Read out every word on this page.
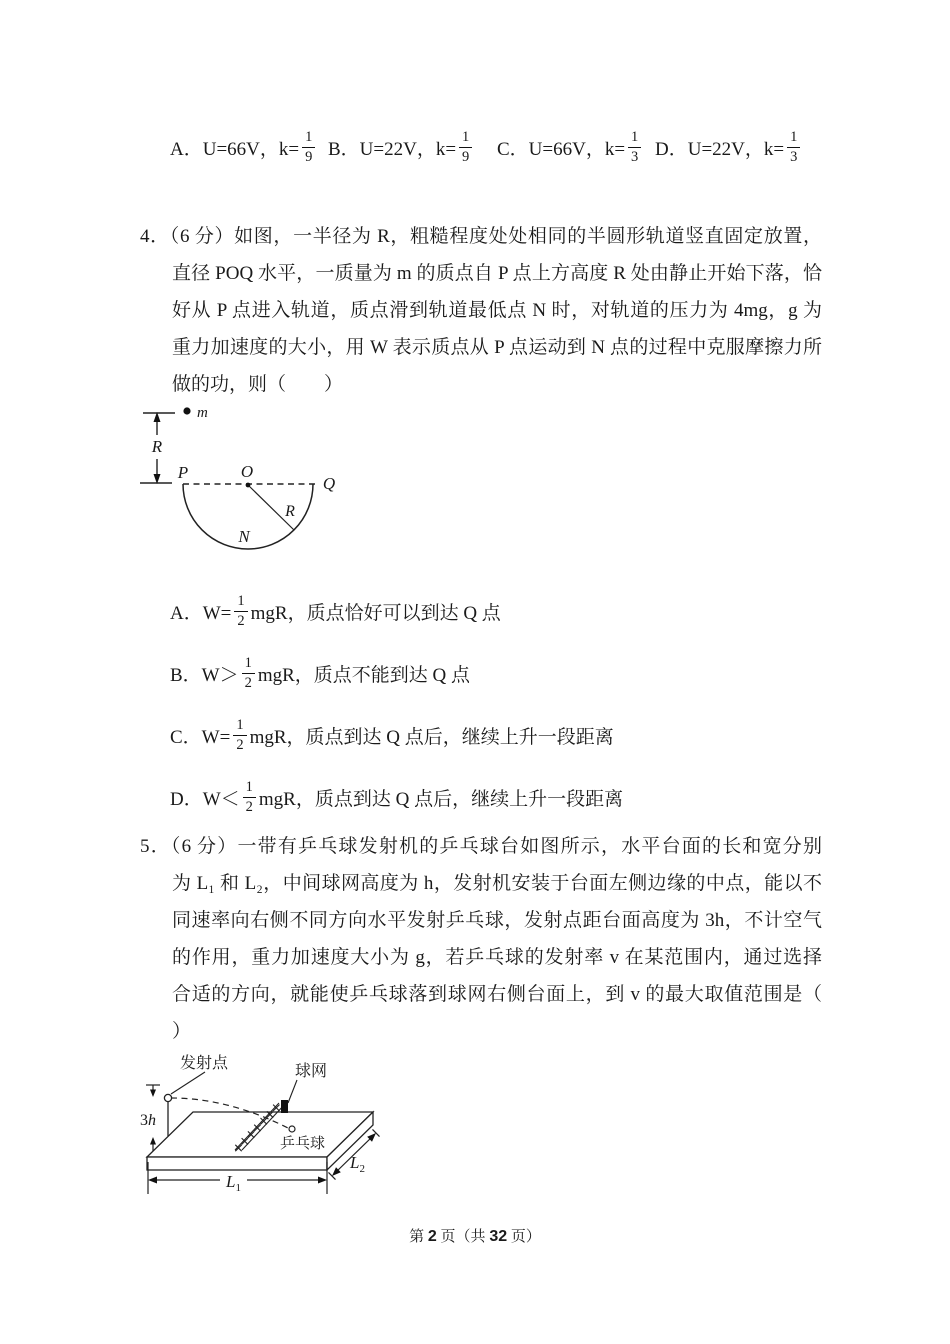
A．U=66V，$k= \frac{1}{9}$ B．U=22V，$k= \frac{1}{9}$ C．U=66V，$k= \frac{1}{3}$ D．U=22V，$k= \frac{1}{3}$
4．（6 分）如图，一半径为 R，粗糙程度处处相同的半圆形轨道竖直固定放置，
直径 POQ 水平，一质量为 m 的质点自 P 点上方高度 R 处由静止开始下落，恰
好从 P 点进入轨道，质点滑到轨道最低点 N 时，对轨道的压力为 4mg，g 为
重力加速度的大小，用 W 表示质点从 P 点运动到 N 点的过程中克服摩擦力所
做的功，则（　　）
m
R
P	O
Q
R
N
A．$W= \frac{1}{2}$ mgR，质点恰好可以到达 Q 点
B．$W> \frac{1}{2}$ mgR，质点不能到达 Q 点
C．$W= \frac{1}{2}$ mgR，质点到达 Q 点后，继续上升一段距离
D．$W< \frac{1}{2}$ mgR，质点到达 Q 点后，继续上升一段距离
5．（6 分）一带有乒乓球发射机的乒乓球台如图所示，水平台面的长和宽分别
为 L₁ 和 L₂，中间球网高度为 h，发射机安装于台面左侧边缘的中点，能以不
同速率向右侧不同方向水平发射乒乓球，发射点距台面高度为 3h，不计空气
的作用，重力加速度大小为 g，若乒乓球的发射率 v 在某范围内，通过选择
合适的方向，就能使乒乓球落到球网右侧台面上，到 v 的最大取值范围是（
）
发射点	球网
乒乓球
3h
$L_1$
$L_2$
第 2 页（共 32 页）
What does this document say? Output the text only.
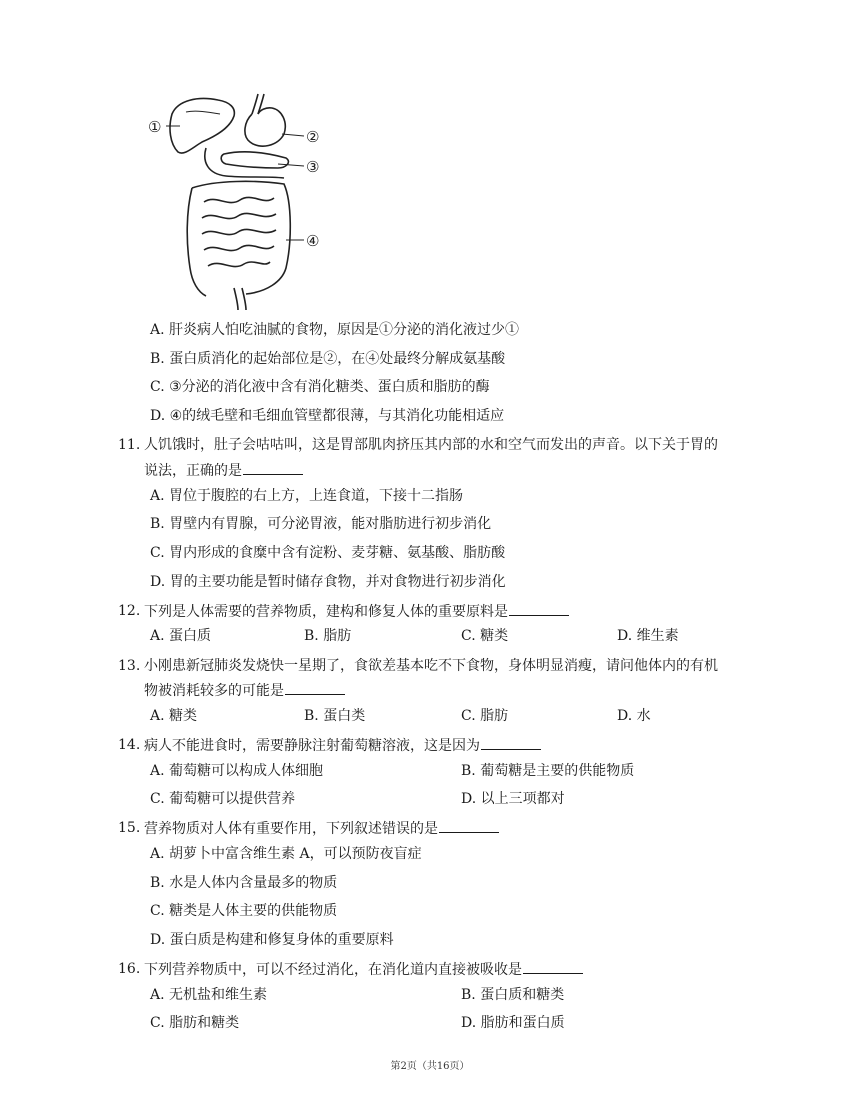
①
②
③
④
A. 肝炎病人怕吃油腻的食物，原因是①分泌的消化液过少①
B. 蛋白质消化的起始部位是②，在④处最终分解成氨基酸
C. ③分泌的消化液中含有消化糖类、蛋白质和脂肪的酶
D. ④的绒毛壁和毛细血管壁都很薄，与其消化功能相适应
11. 人饥饿时，肚子会咕咕叫，这是胃部肌肉挤压其内部的水和空气而发出的声音。以下关于胃的
说法，正确的是
A. 胃位于腹腔的右上方，上连食道，下接十二指肠
B. 胃壁内有胃腺，可分泌胃液，能对脂肪进行初步消化
C. 胃内形成的食糜中含有淀粉、麦芽糖、氨基酸、脂肪酸
D. 胃的主要功能是暂时储存食物，并对食物进行初步消化
12. 下列是人体需要的营养物质，建构和修复人体的重要原料是
A. 蛋白质	B. 脂肪	C. 糖类	D. 维生素
13. 小刚患新冠肺炎发烧快一星期了，食欲差基本吃不下食物，身体明显消瘦，请问他体内的有机
物被消耗较多的可能是
A. 糖类	B. 蛋白类	C. 脂肪	D. 水
14. 病人不能进食时，需要静脉注射葡萄糖溶液，这是因为
A. 葡萄糖可以构成人体细胞	B. 葡萄糖是主要的供能物质
C. 葡萄糖可以提供营养	D. 以上三项都对
15. 营养物质对人体有重要作用，下列叙述错误的是
A. 胡萝卜中富含维生素 A，可以预防夜盲症
B. 水是人体内含量最多的物质
C. 糖类是人体主要的供能物质
D. 蛋白质是构建和修复身体的重要原料
16. 下列营养物质中，可以不经过消化，在消化道内直接被吸收是
A. 无机盐和维生素	B. 蛋白质和糖类
C. 脂肪和糖类	D. 脂肪和蛋白质
第2页（共16页）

━━━━

--- AIM ---
Without the pictures, output the full listing exactly as it stands.

--- EXERCISE SOLUTION ---
Read out every word on this page.
A．U=66V，$k= \frac{1}{9}$ B．U=22V，$k= \frac{1}{9}$ C．U=66V，$k= \frac{1}{3}$ D．U=22V，$k= \frac{1}{3}$
4．（6 分）如图，一半径为 R，粗糙程度处处相同的半圆形轨道竖直固定放置，
直径 POQ 水平，一质量为 m 的质点自 P 点上方高度 R 处由静止开始下落，恰
好从 P 点进入轨道，质点滑到轨道最低点 N 时，对轨道的压力为 4mg，g 为
重力加速度的大小，用 W 表示质点从 P 点运动到 N 点的过程中克服摩擦力所
做的功，则（　　）
m
R
P	O
Q
R
N
A．$W= \frac{1}{2}$ mgR，质点恰好可以到达 Q 点
B．$W> \frac{1}{2}$ mgR，质点不能到达 Q 点
C．$W= \frac{1}{2}$ mgR，质点到达 Q 点后，继续上升一段距离
D．$W< \frac{1}{2}$ mgR，质点到达 Q 点后，继续上升一段距离
5．（6 分）一带有乒乓球发射机的乒乓球台如图所示，水平台面的长和宽分别
为 L₁ 和 L₂，中间球网高度为 h，发射机安装于台面左侧边缘的中点，能以不
同速率向右侧不同方向水平发射乒乓球，发射点距台面高度为 3h，不计空气
的作用，重力加速度大小为 g，若乒乓球的发射率 v 在某范围内，通过选择
合适的方向，就能使乒乓球落到球网右侧台面上，到 v 的最大取值范围是（
）
发射点	球网
乒乓球
3h
$L_1$
$L_2$
第 2 页（共 32 页）
What does this document say? Output the text only.
①
②
③
④
A. 肝炎病人怕吃油腻的食物，原因是①分泌的消化液过少①
B. 蛋白质消化的起始部位是②，在④处最终分解成氨基酸
C. ③分泌的消化液中含有消化糖类、蛋白质和脂肪的酶
D. ④的绒毛壁和毛细血管壁都很薄，与其消化功能相适应
11. 人饥饿时，肚子会咕咕叫，这是胃部肌肉挤压其内部的水和空气而发出的声音。以下关于胃的
说法，正确的是
A. 胃位于腹腔的右上方，上连食道，下接十二指肠
B. 胃壁内有胃腺，可分泌胃液，能对脂肪进行初步消化
C. 胃内形成的食糜中含有淀粉、麦芽糖、氨基酸、脂肪酸
D. 胃的主要功能是暂时储存食物，并对食物进行初步消化
12. 下列是人体需要的营养物质，建构和修复人体的重要原料是
A. 蛋白质	B. 脂肪	C. 糖类	D. 维生素
13. 小刚患新冠肺炎发烧快一星期了，食欲差基本吃不下食物，身体明显消瘦，请问他体内的有机
物被消耗较多的可能是
A. 糖类	B. 蛋白类	C. 脂肪	D. 水
14. 病人不能进食时，需要静脉注射葡萄糖溶液，这是因为
A. 葡萄糖可以构成人体细胞	B. 葡萄糖是主要的供能物质
C. 葡萄糖可以提供营养	D. 以上三项都对
15. 营养物质对人体有重要作用，下列叙述错误的是
A. 胡萝卜中富含维生素 A，可以预防夜盲症
B. 水是人体内含量最多的物质
C. 糖类是人体主要的供能物质
D. 蛋白质是构建和修复身体的重要原料
16. 下列营养物质中，可以不经过消化，在消化道内直接被吸收是
A. 无机盐和维生素	B. 蛋白质和糖类
C. 脂肪和糖类	D. 脂肪和蛋白质
第2页（共16页）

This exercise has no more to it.